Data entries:
* * *

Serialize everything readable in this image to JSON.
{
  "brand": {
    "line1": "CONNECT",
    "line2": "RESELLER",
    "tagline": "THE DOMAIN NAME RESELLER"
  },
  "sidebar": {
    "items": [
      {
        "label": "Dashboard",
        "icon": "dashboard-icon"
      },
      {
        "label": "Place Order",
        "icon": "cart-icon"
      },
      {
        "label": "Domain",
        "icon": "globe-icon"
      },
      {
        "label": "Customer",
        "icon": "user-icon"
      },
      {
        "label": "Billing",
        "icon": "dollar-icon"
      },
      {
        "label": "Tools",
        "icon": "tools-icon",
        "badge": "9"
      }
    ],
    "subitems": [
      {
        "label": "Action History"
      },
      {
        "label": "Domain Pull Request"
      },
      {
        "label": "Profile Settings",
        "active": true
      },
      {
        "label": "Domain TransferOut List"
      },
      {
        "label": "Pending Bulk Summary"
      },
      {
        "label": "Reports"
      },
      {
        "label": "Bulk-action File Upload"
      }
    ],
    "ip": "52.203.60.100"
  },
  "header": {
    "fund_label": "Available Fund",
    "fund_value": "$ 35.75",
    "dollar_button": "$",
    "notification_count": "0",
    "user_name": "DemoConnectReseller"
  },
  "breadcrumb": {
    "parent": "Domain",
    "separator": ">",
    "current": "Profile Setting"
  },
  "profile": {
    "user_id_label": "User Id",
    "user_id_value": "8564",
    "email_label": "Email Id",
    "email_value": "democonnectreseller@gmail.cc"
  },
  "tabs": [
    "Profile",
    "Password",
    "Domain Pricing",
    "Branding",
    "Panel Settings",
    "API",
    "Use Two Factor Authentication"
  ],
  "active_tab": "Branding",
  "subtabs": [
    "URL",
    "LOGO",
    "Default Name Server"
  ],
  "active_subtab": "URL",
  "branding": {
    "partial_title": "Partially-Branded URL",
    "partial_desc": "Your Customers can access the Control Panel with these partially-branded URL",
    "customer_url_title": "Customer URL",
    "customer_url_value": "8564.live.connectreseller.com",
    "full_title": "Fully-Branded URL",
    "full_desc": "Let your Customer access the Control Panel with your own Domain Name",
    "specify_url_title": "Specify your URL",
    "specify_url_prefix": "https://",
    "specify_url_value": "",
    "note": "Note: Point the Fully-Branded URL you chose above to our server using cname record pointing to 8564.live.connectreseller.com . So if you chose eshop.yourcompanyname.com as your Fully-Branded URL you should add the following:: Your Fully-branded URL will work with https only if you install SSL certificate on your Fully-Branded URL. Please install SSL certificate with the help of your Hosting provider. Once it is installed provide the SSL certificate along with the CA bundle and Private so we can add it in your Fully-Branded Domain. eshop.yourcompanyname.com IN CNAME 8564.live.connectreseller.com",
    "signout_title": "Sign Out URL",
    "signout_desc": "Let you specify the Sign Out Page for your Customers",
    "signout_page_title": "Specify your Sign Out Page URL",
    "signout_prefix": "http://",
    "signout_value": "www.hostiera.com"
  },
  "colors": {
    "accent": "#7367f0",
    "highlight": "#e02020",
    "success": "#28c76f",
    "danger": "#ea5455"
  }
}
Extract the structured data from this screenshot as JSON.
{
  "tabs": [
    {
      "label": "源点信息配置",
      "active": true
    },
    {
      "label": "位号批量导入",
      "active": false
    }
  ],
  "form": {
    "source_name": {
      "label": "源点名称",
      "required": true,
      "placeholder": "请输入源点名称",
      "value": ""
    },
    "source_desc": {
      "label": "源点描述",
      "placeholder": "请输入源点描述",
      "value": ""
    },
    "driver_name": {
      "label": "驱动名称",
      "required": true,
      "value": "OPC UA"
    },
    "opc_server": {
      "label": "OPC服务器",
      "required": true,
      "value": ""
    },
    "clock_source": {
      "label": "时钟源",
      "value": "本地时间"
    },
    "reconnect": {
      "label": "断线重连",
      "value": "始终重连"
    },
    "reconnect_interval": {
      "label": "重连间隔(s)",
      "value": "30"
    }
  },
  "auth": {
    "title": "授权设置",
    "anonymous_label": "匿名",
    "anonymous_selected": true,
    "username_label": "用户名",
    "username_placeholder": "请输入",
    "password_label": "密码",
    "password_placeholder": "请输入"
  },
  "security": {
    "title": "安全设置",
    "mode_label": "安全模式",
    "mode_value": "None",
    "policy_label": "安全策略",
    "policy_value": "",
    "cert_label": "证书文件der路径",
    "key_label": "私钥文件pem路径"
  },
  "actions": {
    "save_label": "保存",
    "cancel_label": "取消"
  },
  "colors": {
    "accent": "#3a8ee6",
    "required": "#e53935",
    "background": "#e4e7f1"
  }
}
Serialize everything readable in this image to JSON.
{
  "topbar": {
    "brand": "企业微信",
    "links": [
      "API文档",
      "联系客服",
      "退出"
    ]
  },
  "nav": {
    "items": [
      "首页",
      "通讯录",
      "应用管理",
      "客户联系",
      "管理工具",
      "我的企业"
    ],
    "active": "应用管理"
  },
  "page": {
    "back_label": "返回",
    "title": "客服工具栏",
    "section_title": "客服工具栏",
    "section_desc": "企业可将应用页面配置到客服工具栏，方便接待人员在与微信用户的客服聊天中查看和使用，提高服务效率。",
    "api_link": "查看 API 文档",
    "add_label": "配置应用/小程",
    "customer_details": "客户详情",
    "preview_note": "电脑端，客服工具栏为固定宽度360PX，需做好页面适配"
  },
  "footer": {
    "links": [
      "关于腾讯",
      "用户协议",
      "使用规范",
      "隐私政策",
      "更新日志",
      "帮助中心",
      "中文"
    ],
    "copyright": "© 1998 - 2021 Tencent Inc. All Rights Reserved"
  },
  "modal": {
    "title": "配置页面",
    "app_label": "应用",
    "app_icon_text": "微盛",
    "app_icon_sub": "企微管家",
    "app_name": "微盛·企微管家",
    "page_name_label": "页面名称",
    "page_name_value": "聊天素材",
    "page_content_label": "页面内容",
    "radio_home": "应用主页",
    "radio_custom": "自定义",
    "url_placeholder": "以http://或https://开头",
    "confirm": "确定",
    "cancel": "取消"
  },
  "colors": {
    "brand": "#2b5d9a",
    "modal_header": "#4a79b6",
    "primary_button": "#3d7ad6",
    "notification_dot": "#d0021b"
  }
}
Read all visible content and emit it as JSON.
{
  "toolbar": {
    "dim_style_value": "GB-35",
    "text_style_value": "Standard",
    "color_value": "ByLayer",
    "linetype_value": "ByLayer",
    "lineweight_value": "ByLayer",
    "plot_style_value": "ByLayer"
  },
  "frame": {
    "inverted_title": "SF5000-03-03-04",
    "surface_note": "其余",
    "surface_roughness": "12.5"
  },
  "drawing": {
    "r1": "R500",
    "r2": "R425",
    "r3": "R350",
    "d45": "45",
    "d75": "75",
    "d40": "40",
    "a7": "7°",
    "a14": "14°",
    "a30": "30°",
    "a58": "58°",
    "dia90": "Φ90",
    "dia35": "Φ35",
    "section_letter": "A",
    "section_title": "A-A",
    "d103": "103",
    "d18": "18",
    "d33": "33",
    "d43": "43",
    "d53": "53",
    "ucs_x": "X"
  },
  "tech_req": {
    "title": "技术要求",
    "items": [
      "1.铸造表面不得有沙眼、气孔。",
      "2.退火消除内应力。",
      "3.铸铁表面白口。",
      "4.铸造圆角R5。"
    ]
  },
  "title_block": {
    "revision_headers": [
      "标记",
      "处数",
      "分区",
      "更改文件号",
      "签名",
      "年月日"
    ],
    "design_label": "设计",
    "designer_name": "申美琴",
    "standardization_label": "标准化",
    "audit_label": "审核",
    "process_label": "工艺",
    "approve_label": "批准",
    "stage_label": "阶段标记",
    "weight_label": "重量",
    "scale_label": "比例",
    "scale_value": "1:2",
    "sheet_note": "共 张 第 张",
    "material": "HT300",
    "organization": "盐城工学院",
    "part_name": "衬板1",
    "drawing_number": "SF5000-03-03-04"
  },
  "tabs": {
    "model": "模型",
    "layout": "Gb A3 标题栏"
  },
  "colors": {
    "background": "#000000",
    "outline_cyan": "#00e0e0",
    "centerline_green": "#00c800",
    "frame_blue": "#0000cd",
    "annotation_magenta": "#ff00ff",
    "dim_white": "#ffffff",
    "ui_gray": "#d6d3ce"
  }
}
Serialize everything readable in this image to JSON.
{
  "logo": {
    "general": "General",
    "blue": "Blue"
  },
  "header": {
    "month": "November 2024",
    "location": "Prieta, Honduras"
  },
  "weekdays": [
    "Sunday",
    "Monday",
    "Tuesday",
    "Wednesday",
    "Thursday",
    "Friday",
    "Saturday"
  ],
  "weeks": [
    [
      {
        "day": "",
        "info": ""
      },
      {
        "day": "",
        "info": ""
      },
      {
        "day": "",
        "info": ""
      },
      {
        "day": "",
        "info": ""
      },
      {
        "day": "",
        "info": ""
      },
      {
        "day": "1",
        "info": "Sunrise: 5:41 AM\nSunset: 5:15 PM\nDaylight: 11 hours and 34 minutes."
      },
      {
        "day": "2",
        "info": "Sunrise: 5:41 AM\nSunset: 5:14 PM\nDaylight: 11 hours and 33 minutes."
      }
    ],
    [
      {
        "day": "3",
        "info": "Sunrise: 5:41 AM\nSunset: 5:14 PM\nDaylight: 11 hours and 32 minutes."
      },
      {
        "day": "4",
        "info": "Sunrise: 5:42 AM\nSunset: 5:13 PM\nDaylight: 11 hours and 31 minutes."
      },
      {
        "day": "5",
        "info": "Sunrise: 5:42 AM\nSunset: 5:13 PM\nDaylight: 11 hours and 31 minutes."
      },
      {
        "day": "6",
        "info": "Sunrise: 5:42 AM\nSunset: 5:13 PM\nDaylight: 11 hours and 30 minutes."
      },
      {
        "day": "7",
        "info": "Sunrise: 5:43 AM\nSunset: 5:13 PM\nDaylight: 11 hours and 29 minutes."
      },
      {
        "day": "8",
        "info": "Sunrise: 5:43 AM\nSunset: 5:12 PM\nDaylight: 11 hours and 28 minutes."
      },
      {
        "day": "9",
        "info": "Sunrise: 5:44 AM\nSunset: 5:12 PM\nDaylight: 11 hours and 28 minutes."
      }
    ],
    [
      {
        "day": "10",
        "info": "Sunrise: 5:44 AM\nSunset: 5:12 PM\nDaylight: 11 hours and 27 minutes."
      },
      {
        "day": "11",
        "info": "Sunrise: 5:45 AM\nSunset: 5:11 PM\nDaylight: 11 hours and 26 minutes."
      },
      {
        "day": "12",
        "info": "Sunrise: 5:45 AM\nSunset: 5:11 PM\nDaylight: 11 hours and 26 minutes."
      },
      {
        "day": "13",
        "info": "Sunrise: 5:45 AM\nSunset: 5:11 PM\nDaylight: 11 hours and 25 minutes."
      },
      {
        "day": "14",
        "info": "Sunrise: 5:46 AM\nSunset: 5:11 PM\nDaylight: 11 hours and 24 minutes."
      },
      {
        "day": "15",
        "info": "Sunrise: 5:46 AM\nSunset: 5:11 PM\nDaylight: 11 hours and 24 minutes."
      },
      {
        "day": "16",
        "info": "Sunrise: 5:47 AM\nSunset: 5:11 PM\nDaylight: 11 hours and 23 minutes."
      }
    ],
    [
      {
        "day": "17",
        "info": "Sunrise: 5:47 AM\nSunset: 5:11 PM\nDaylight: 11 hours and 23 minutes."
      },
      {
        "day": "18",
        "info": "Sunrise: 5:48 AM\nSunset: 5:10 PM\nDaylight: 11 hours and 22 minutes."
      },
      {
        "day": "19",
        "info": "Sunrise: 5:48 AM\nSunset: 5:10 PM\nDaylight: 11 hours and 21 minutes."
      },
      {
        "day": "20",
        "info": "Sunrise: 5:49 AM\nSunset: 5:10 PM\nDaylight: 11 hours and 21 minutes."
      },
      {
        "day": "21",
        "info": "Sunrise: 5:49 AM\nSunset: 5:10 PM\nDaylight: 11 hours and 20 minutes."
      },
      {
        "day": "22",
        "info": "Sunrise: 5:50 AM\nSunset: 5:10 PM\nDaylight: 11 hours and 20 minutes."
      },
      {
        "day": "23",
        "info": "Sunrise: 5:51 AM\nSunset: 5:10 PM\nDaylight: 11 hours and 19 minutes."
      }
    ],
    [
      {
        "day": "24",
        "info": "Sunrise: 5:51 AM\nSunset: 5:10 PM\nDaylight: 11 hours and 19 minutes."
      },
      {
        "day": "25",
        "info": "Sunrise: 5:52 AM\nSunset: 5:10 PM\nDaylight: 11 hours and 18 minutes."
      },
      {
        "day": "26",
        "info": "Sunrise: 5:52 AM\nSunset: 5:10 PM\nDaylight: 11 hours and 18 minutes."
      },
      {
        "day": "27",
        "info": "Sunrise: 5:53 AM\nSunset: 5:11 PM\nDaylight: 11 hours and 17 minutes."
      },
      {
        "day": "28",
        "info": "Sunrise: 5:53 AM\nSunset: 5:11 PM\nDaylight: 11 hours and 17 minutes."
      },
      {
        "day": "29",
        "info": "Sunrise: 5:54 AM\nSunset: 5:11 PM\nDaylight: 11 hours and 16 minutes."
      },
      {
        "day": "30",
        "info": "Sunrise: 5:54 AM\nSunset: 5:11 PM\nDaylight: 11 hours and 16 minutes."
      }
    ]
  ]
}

* * *

Given problem: Of all the lines above, how many contain "Control"? Give the number and nothing more.

Task result: 2